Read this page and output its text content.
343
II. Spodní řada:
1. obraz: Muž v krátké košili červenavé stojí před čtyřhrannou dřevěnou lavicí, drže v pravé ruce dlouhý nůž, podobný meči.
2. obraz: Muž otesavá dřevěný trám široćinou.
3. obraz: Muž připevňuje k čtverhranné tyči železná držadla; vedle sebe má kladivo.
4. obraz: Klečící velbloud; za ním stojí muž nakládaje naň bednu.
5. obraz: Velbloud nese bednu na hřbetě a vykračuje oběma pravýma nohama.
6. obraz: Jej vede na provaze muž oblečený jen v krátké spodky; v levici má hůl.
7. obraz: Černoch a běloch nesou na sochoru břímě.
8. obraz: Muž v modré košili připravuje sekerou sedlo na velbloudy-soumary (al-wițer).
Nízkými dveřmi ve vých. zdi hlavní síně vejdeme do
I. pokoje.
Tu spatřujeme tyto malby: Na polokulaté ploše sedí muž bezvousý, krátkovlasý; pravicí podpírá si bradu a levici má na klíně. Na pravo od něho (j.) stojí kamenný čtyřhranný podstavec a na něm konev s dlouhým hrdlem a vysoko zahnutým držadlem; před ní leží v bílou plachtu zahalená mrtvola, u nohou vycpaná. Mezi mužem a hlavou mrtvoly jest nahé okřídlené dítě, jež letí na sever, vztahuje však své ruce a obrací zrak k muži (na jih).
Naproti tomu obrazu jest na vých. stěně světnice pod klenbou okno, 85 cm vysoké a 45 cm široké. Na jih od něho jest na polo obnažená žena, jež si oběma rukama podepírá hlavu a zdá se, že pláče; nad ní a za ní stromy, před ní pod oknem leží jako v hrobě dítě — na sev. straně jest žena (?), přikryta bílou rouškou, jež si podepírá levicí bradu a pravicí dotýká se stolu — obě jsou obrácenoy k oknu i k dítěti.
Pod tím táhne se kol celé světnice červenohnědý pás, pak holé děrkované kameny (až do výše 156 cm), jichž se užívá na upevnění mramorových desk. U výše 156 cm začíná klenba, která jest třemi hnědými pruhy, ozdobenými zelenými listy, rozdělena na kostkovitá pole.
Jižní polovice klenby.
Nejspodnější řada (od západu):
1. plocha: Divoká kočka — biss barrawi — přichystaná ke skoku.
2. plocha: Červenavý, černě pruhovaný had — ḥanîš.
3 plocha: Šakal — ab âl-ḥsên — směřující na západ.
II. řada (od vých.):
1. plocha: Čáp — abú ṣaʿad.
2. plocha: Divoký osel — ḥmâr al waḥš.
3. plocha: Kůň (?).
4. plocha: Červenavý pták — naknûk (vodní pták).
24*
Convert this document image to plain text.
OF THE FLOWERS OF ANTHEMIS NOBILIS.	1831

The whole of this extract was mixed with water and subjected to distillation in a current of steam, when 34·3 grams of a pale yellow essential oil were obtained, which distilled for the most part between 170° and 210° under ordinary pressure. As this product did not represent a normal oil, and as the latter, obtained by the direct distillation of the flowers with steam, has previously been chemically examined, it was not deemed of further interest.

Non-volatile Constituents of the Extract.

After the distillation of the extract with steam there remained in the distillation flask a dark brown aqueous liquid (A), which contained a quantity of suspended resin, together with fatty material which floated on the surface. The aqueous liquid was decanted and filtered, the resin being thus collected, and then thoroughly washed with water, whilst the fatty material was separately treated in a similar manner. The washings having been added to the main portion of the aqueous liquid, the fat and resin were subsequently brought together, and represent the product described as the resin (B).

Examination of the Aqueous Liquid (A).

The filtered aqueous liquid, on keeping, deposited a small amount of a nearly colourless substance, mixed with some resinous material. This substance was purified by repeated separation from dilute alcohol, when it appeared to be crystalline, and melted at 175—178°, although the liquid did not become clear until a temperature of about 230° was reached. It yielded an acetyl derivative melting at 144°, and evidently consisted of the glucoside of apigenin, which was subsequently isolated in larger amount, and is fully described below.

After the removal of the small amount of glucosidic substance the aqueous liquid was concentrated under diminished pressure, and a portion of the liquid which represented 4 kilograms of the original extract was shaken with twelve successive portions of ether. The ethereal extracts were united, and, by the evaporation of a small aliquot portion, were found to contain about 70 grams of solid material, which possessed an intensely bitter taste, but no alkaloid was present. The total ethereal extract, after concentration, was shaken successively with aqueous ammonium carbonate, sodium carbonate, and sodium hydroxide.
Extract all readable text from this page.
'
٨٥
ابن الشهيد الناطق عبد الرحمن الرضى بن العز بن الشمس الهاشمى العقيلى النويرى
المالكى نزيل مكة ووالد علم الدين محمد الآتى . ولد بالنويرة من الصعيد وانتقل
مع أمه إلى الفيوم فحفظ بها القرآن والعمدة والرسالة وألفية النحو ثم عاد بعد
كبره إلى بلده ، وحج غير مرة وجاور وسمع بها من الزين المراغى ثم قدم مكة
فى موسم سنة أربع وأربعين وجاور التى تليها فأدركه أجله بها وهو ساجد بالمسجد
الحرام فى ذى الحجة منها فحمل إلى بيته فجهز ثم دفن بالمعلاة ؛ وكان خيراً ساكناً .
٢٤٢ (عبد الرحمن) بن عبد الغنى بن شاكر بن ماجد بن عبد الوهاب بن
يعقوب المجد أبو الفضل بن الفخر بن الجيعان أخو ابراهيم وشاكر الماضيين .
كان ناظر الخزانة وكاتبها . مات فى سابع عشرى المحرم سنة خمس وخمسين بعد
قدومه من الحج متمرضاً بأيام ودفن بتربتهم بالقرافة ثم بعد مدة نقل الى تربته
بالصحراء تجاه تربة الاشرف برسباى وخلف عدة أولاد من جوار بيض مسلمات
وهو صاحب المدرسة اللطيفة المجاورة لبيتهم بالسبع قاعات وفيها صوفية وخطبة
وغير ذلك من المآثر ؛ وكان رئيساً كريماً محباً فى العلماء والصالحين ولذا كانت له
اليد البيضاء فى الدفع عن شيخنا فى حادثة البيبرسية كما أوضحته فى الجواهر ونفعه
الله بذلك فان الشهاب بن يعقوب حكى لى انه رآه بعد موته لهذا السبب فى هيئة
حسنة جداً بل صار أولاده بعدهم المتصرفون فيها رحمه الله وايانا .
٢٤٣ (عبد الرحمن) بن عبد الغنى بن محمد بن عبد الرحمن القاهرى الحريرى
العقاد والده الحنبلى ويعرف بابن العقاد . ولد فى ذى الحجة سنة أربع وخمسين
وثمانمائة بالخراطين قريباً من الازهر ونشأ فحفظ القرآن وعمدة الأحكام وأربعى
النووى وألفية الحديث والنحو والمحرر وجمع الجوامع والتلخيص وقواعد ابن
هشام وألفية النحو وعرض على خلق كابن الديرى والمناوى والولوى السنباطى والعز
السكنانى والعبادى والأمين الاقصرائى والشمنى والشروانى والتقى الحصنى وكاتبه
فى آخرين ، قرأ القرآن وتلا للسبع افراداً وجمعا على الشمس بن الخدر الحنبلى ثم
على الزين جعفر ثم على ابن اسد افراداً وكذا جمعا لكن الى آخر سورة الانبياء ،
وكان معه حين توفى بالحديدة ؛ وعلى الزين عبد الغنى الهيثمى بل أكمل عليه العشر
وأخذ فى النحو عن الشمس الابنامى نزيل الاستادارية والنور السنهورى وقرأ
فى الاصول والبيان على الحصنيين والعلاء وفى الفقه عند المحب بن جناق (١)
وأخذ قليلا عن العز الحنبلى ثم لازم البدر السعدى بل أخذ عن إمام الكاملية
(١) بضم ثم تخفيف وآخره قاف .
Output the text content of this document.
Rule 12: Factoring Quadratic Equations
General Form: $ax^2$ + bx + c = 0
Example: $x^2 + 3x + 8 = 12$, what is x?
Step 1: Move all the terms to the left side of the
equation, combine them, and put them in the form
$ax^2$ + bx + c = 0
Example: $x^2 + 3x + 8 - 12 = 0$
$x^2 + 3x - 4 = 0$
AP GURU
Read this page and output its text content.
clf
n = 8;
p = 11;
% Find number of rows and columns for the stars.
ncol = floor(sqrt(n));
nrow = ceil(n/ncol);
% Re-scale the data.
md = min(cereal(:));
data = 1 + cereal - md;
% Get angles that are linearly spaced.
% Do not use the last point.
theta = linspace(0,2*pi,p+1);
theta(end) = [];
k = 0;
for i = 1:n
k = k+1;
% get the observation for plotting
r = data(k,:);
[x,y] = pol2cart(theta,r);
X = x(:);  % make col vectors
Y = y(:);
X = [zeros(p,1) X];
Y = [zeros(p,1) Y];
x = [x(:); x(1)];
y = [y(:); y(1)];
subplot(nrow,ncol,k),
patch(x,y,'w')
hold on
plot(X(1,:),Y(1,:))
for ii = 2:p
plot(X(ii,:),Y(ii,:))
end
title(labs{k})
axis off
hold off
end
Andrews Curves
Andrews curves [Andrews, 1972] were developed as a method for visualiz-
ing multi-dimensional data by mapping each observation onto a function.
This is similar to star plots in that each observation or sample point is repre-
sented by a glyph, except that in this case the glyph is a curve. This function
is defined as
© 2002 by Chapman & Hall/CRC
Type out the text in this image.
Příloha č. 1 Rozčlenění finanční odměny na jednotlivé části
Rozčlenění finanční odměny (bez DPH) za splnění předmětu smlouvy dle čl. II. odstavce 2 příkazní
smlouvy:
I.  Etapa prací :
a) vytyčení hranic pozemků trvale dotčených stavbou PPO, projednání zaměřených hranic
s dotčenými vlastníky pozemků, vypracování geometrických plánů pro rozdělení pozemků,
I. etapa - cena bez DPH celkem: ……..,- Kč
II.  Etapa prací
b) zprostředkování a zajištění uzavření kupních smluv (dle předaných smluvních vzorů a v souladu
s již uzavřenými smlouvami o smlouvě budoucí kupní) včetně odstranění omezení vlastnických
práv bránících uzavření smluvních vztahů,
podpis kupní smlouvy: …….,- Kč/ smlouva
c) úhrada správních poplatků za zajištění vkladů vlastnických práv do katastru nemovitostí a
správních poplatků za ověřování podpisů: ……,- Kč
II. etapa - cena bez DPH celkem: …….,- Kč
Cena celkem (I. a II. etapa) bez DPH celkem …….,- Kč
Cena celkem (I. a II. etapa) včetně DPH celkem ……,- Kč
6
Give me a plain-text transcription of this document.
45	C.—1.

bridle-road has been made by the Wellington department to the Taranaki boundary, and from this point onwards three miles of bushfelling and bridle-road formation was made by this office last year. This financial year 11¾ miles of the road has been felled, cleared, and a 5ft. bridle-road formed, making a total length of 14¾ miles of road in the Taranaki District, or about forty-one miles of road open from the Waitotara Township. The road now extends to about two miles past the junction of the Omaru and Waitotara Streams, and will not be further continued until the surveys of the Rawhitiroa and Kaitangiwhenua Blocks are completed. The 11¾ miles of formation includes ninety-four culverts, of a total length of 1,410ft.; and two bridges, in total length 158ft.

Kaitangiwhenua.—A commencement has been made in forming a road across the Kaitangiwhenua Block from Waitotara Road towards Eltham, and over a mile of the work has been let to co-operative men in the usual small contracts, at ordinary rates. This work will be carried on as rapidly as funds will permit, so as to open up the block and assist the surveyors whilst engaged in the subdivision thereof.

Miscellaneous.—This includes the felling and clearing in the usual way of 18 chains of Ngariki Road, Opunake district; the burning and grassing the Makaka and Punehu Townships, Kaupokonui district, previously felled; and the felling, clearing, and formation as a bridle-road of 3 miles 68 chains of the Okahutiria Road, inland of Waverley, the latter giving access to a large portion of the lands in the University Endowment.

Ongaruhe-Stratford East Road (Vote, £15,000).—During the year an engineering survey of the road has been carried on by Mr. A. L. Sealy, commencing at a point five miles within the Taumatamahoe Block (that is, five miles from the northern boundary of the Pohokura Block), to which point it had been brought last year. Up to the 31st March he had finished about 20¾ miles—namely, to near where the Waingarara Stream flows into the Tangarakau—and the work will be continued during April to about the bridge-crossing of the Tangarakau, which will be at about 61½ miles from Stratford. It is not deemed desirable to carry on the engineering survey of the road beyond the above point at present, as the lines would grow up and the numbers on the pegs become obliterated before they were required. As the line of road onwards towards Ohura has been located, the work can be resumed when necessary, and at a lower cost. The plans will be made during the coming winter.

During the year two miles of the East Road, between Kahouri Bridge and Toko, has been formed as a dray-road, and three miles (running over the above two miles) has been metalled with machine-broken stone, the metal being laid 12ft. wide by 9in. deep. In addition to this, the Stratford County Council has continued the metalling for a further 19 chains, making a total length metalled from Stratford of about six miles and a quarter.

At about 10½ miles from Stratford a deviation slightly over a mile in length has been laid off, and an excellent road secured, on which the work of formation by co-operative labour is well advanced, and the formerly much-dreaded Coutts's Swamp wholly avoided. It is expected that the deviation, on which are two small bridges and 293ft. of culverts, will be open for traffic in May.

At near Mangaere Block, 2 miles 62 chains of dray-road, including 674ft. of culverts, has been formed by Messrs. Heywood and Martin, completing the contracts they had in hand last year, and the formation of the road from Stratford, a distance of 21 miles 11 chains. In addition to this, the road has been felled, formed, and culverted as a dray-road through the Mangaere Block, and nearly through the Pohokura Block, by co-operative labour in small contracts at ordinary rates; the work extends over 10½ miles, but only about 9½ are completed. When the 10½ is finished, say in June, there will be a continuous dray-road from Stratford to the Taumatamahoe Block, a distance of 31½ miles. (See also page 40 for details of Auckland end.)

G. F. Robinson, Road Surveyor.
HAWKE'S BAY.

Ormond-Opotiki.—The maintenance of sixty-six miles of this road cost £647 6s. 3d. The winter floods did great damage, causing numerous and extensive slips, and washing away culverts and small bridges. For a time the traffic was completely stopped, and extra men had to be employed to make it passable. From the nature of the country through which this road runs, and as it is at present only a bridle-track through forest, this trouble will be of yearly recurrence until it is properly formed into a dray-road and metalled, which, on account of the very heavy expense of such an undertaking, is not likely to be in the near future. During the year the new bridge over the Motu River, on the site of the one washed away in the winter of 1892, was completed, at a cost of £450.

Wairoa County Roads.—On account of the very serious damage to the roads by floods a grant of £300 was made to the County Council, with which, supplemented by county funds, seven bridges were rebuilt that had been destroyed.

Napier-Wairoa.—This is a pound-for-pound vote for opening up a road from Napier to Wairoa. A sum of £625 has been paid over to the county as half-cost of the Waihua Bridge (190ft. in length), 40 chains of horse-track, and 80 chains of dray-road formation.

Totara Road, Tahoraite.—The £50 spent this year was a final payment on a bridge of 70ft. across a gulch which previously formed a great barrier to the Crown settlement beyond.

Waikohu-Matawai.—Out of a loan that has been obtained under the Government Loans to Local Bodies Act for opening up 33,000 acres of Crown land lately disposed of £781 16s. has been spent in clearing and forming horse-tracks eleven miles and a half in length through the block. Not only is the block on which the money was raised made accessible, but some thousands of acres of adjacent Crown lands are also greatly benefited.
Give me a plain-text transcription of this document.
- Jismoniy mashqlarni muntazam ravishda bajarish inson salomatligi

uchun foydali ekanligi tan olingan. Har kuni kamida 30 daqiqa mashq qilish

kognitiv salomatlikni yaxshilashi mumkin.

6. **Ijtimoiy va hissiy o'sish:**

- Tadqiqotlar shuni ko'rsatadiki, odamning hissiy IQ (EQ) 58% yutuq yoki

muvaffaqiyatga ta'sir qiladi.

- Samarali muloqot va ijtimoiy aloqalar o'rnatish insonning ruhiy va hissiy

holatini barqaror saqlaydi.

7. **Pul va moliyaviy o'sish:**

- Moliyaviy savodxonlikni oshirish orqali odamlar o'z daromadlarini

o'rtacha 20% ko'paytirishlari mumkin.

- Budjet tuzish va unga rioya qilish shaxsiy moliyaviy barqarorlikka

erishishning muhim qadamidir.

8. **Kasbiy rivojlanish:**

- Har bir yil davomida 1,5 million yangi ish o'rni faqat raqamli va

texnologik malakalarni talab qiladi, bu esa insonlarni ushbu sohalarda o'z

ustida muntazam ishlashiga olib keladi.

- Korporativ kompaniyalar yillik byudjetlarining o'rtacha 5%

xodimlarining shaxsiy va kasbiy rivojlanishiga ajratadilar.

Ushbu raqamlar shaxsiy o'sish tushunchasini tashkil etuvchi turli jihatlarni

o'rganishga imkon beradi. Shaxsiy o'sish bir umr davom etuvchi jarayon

------------------------------------------------------------------------

TASK DETAILS: Select and copy every line from the records that includes the word "bednu".

EXERCISE OUTPUT:
4. obraz: Klečící velbloud; za ním stojí muž nakládaje naň bednu.
5. obraz: Velbloud nese bednu na hřbetě a vykračuje oběma pravýma nohama.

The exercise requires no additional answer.